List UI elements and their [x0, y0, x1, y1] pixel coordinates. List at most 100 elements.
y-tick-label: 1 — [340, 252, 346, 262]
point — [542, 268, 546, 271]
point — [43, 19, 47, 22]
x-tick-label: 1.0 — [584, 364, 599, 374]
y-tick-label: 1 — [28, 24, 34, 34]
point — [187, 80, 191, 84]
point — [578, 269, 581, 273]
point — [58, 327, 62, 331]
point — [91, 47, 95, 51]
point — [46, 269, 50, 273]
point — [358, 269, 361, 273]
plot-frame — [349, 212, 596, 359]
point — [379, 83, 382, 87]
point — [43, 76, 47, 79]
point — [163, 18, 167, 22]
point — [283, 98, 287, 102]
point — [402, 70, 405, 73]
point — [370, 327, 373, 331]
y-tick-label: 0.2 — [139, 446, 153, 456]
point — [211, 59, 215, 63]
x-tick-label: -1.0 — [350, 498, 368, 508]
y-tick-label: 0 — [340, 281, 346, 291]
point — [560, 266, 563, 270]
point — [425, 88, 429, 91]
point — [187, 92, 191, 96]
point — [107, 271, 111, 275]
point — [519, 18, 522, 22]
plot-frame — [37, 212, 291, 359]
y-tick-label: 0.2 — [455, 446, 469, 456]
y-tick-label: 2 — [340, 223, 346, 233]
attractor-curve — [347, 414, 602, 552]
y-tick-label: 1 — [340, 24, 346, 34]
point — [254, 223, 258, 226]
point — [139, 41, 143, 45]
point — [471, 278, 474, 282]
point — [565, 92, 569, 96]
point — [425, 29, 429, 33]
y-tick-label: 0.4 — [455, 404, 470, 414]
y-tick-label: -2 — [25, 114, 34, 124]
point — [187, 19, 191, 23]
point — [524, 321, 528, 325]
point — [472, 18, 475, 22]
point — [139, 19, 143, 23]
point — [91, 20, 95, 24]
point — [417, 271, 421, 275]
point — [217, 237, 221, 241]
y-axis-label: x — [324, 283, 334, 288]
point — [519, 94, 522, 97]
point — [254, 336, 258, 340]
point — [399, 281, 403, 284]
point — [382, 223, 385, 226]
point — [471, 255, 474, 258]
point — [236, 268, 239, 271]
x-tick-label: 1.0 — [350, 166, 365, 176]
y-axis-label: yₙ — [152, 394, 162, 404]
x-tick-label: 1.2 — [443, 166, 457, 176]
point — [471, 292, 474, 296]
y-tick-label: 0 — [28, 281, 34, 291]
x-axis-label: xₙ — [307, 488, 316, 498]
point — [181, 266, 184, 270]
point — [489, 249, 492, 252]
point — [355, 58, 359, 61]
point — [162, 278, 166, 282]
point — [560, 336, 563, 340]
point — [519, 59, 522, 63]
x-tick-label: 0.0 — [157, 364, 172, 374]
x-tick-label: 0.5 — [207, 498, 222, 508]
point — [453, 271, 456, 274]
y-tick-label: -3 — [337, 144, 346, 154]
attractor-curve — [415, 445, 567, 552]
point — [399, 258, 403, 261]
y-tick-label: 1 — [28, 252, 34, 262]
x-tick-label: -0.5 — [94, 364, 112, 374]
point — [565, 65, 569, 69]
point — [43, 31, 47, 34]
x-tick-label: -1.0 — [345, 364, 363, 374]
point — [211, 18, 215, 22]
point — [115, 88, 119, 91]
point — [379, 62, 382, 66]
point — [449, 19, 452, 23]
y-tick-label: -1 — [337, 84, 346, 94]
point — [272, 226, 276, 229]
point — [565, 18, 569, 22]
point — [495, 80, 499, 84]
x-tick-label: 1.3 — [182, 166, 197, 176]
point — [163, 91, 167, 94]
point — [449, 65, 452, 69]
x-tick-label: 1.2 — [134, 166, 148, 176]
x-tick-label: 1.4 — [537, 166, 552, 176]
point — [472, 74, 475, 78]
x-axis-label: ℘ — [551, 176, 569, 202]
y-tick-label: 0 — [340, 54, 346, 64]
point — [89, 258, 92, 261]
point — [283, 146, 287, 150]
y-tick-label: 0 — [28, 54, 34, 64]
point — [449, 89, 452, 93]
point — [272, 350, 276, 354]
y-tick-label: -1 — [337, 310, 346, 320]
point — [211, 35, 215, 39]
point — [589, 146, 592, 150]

— Problem to work on —
Please convert the data above into a JSON list of strings, with one string per line and any blank lines left out.

— Finished task —
[
  "List UI elements and their [x0, y0, x1, y1] pixel coordinates. List at most 100 elements.",
  "y-tick-label: 1 — [340, 252, 346, 262]",
  "point — [542, 268, 546, 271]",
  "point — [43, 19, 47, 22]",
  "x-tick-label: 1.0 — [584, 364, 599, 374]",
  "y-tick-label: 1 — [28, 24, 34, 34]",
  "point — [187, 80, 191, 84]",
  "point — [578, 269, 581, 273]",
  "point — [58, 327, 62, 331]",
  "point — [91, 47, 95, 51]",
  "point — [46, 269, 50, 273]",
  "point — [358, 269, 361, 273]",
  "plot-frame — [349, 212, 596, 359]",
  "point — [379, 83, 382, 87]",
  "point — [43, 76, 47, 79]",
  "point — [163, 18, 167, 22]",
  "point — [283, 98, 287, 102]",
  "point — [402, 70, 405, 73]",
  "point — [370, 327, 373, 331]",
  "y-tick-label: 0.2 — [139, 446, 153, 456]",
  "point — [211, 59, 215, 63]",
  "x-tick-label: -1.0 — [350, 498, 368, 508]",
  "y-tick-label: 0 — [340, 281, 346, 291]",
  "point — [560, 266, 563, 270]",
  "point — [425, 88, 429, 91]",
  "point — [187, 92, 191, 96]",
  "point — [107, 271, 111, 275]",
  "point — [519, 18, 522, 22]",
  "plot-frame — [37, 212, 291, 359]",
  "y-tick-label: 0.2 — [455, 446, 469, 456]",
  "y-tick-label: 2 — [340, 223, 346, 233]",
  "attractor-curve — [347, 414, 602, 552]",
  "y-tick-label: 1 — [340, 24, 346, 34]",
  "point — [254, 223, 258, 226]",
  "point — [139, 41, 143, 45]",
  "point — [471, 278, 474, 282]",
  "point — [565, 92, 569, 96]",
  "point — [425, 29, 429, 33]",
  "y-tick-label: 0.4 — [455, 404, 470, 414]",
  "y-tick-label: -2 — [25, 114, 34, 124]",
  "point — [187, 19, 191, 23]",
  "point — [524, 321, 528, 325]",
  "point — [472, 18, 475, 22]",
  "point — [139, 19, 143, 23]",
  "point — [91, 20, 95, 24]",
  "point — [417, 271, 421, 275]",
  "point — [217, 237, 221, 241]",
  "y-axis-label: x — [324, 283, 334, 288]",
  "point — [519, 94, 522, 97]",
  "point — [254, 336, 258, 340]",
  "point — [399, 281, 403, 284]",
  "point — [382, 223, 385, 226]",
  "point — [471, 255, 474, 258]",
  "point — [236, 268, 239, 271]",
  "x-tick-label: 1.0 — [350, 166, 365, 176]",
  "y-axis-label: yₙ — [152, 394, 162, 404]",
  "x-tick-label: 1.2 — [443, 166, 457, 176]",
  "point — [471, 292, 474, 296]",
  "y-tick-label: 0 — [28, 281, 34, 291]",
  "x-axis-label: xₙ — [307, 488, 316, 498]",
  "point — [181, 266, 184, 270]",
  "point — [489, 249, 492, 252]",
  "point — [355, 58, 359, 61]",
  "point — [162, 278, 166, 282]",
  "point — [560, 336, 563, 340]",
  "point — [519, 59, 522, 63]",
  "x-tick-label: 0.0 — [157, 364, 172, 374]",
  "x-tick-label: 0.5 — [207, 498, 222, 508]",
  "point — [453, 271, 456, 274]",
  "y-tick-label: -3 — [337, 144, 346, 154]",
  "attractor-curve — [415, 445, 567, 552]",
  "point — [399, 258, 403, 261]",
  "y-tick-label: 1 — [28, 252, 34, 262]",
  "x-tick-label: -0.5 — [94, 364, 112, 374]",
  "point — [565, 65, 569, 69]",
  "point — [43, 31, 47, 34]",
  "x-tick-label: -1.0 — [345, 364, 363, 374]",
  "point — [211, 18, 215, 22]",
  "point — [115, 88, 119, 91]",
  "point — [379, 62, 382, 66]",
  "point — [449, 19, 452, 23]",
  "y-tick-label: -1 — [337, 84, 346, 94]",
  "point — [272, 226, 276, 229]",
  "point — [565, 18, 569, 22]",
  "point — [495, 80, 499, 84]",
  "x-tick-label: 1.3 — [182, 166, 197, 176]",
  "point — [163, 91, 167, 94]",
  "point — [449, 65, 452, 69]",
  "x-tick-label: 1.2 — [134, 166, 148, 176]",
  "x-tick-label: 1.4 — [537, 166, 552, 176]",
  "point — [472, 74, 475, 78]",
  "x-axis-label: ℘ — [551, 176, 569, 202]",
  "y-tick-label: 0 — [340, 54, 346, 64]",
  "point — [89, 258, 92, 261]",
  "point — [283, 146, 287, 150]",
  "y-tick-label: 0 — [28, 54, 34, 64]",
  "point — [449, 89, 452, 93]",
  "point — [272, 350, 276, 354]",
  "y-tick-label: -1 — [337, 310, 346, 320]",
  "point — [211, 35, 215, 39]",
  "point — [589, 146, 592, 150]"
]